## RECORDS SUPPLIED
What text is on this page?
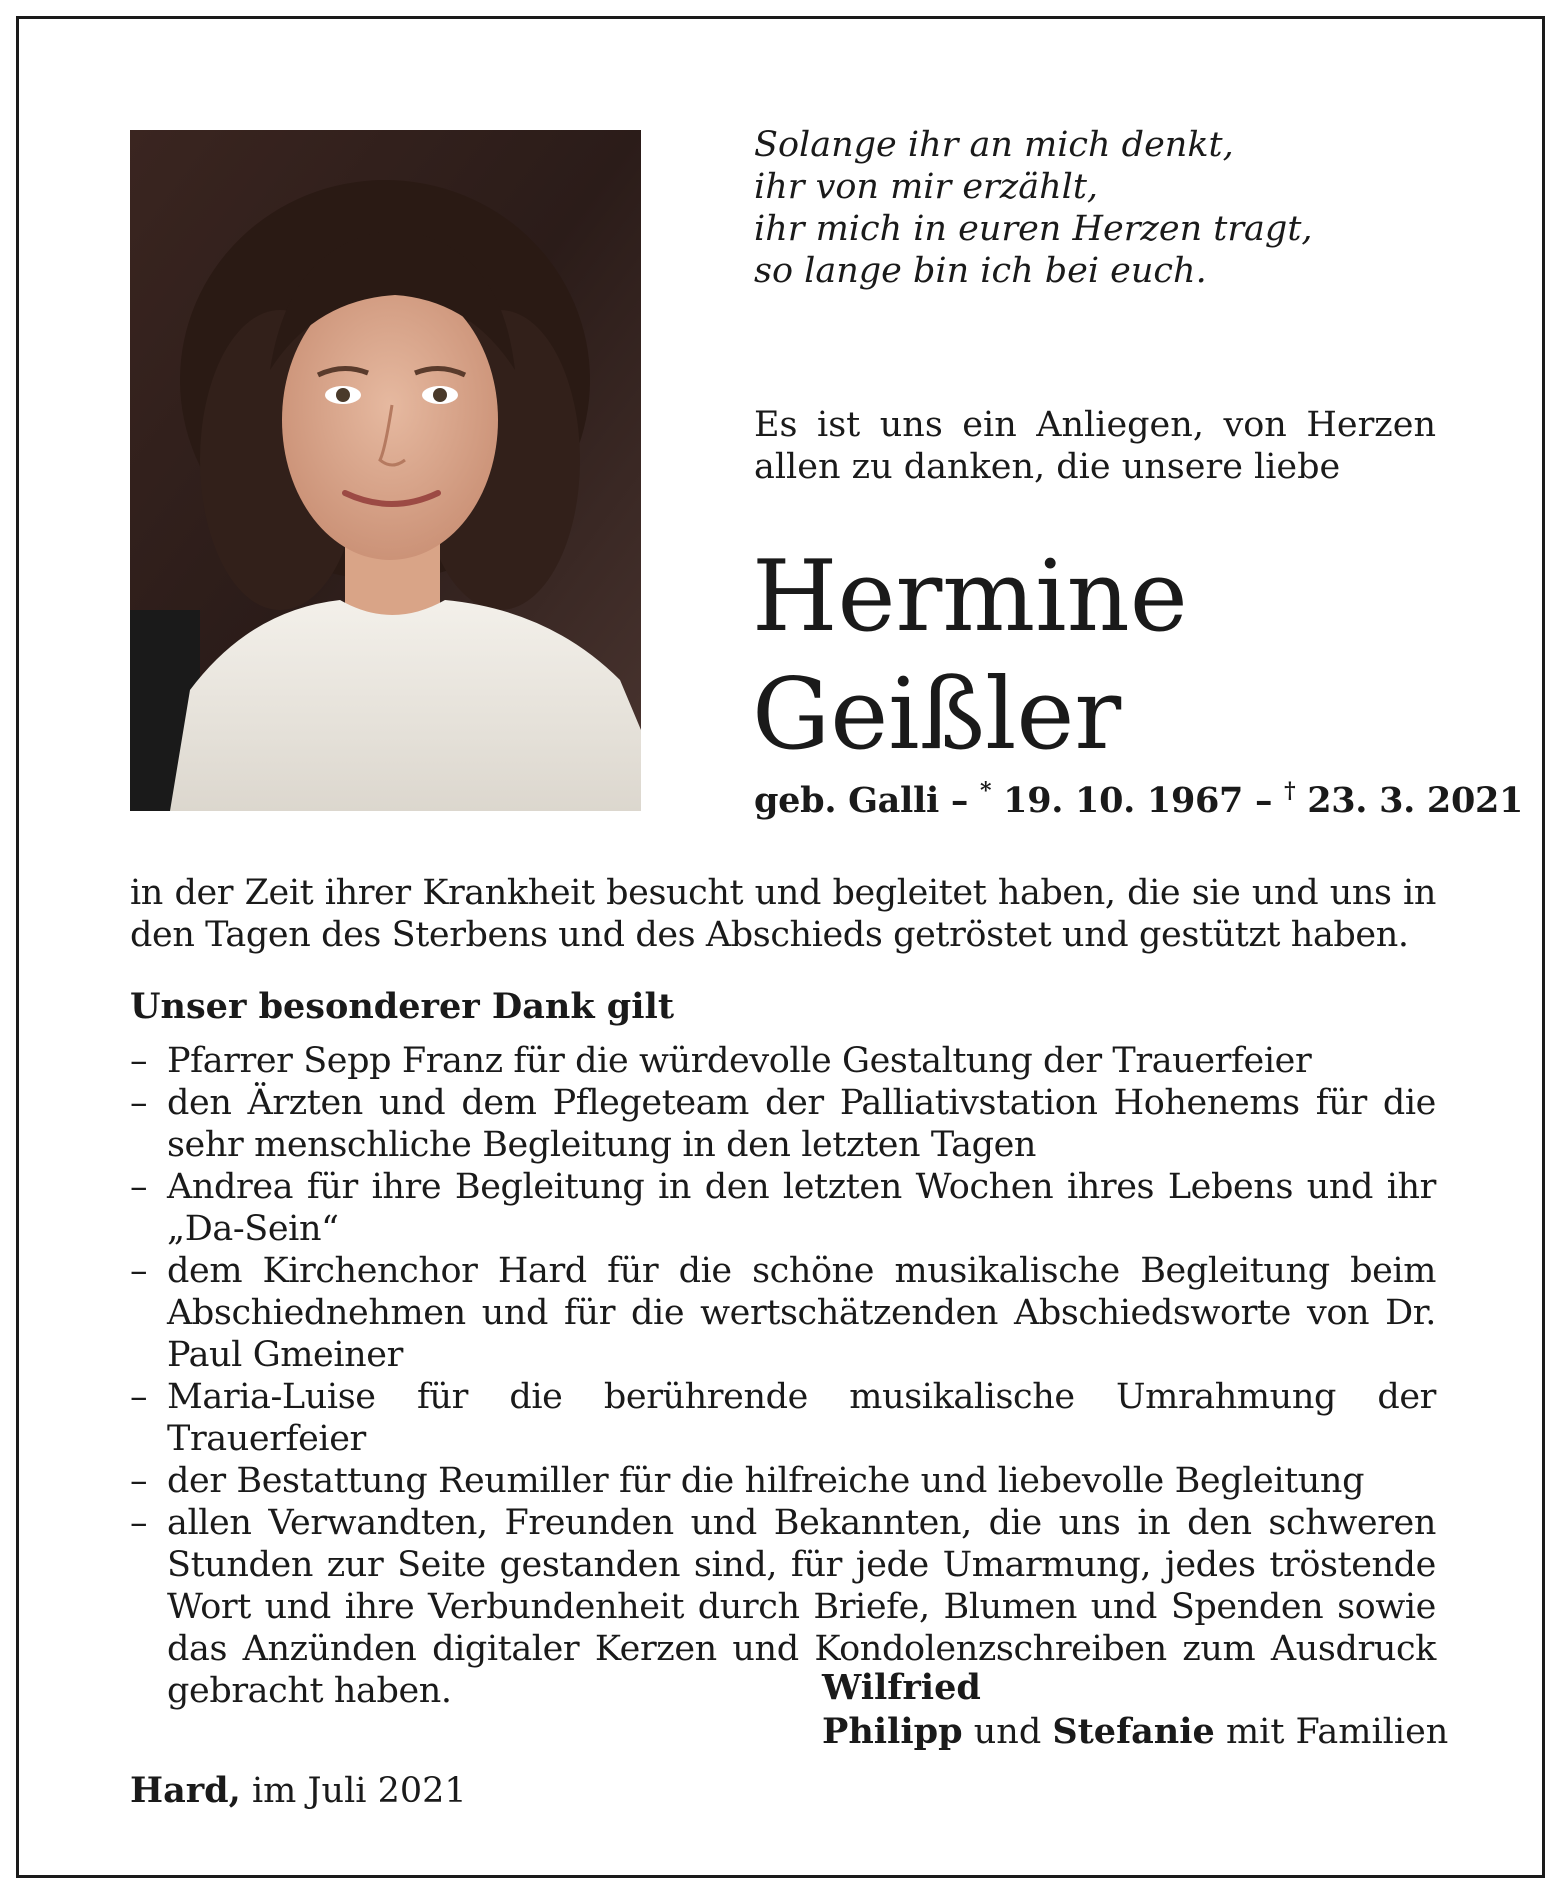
Solange ihr an mich denkt,
ihr von mir erzählt,
ihr mich in euren Herzen tragt,
so lange bin ich bei euch.
Es ist uns ein Anliegen, von Herzen allen zu danken, die unsere liebe
Hermine
Geißler
geb. Galli – * 19. 10. 1967 – † 23. 3. 2021
in der Zeit ihrer Krankheit besucht und begleitet haben, die sie und uns in den Tagen des Sterbens und des Abschieds getröstet und gestützt haben.
Unser besonderer Dank gilt
– Pfarrer Sepp Franz für die würdevolle Gestaltung der Trauerfeier
– den Ärzten und dem Pflegeteam der Palliativstation Hohenems für die sehr menschliche Begleitung in den letzten Tagen
– Andrea für ihre Begleitung in den letzten Wochen ihres Lebens und ihr „Da-Sein“
– dem Kirchenchor Hard für die schöne musikalische Begleitung beim Abschiednehmen und für die wertschätzenden Abschiedsworte von Dr. Paul Gmeiner
– Maria-Luise für die berührende musikalische Umrahmung der Trauerfeier
– der Bestattung Reumiller für die hilfreiche und liebevolle Begleitung
– allen Verwandten, Freunden und Bekannten, die uns in den schweren Stunden zur Seite gestanden sind, für jede Umarmung, jedes tröstende Wort und ihre Verbundenheit durch Briefe, Blumen und Spenden sowie das Anzünden digitaler Kerzen und Kondolenzschreiben zum Ausdruck gebracht haben.	Wilfried
Philipp und Stefanie mit Familien
Hard, im Juli 2021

## TO DO
Please set down each line of the data above exactly as written, without the pictures.

## RESULT OF THIS EXERCISE
What text is on this page?
Solange ihr an mich denkt,
ihr von mir erzählt,
ihr mich in euren Herzen tragt,
so lange bin ich bei euch.
Es ist uns ein Anliegen, von Herzen allen zu danken, die unsere liebe
Hermine
Geißler
geb. Galli – * 19. 10. 1967 – † 23. 3. 2021
in der Zeit ihrer Krankheit besucht und begleitet haben, die sie und uns in den Tagen des Sterbens und des Abschieds getröstet und gestützt haben.
Unser besonderer Dank gilt
– Pfarrer Sepp Franz für die würdevolle Gestaltung der Trauerfeier
– den Ärzten und dem Pflegeteam der Palliativstation Hohenems für die sehr menschliche Begleitung in den letzten Tagen
– Andrea für ihre Begleitung in den letzten Wochen ihres Lebens und ihr „Da-Sein“
– dem Kirchenchor Hard für die schöne musikalische Begleitung beim Abschiednehmen und für die wertschätzenden Abschiedsworte von Dr. Paul Gmeiner
– Maria-Luise für die berührende musikalische Umrahmung der Trauerfeier
– der Bestattung Reumiller für die hilfreiche und liebevolle Begleitung
– allen Verwandten, Freunden und Bekannten, die uns in den schweren Stunden zur Seite gestanden sind, für jede Umarmung, jedes tröstende Wort und ihre Verbundenheit durch Briefe, Blumen und Spenden sowie das Anzünden digitaler Kerzen und Kondolenzschreiben zum Ausdruck gebracht haben.	Wilfried
Philipp und Stefanie mit Familien
Hard, im Juli 2021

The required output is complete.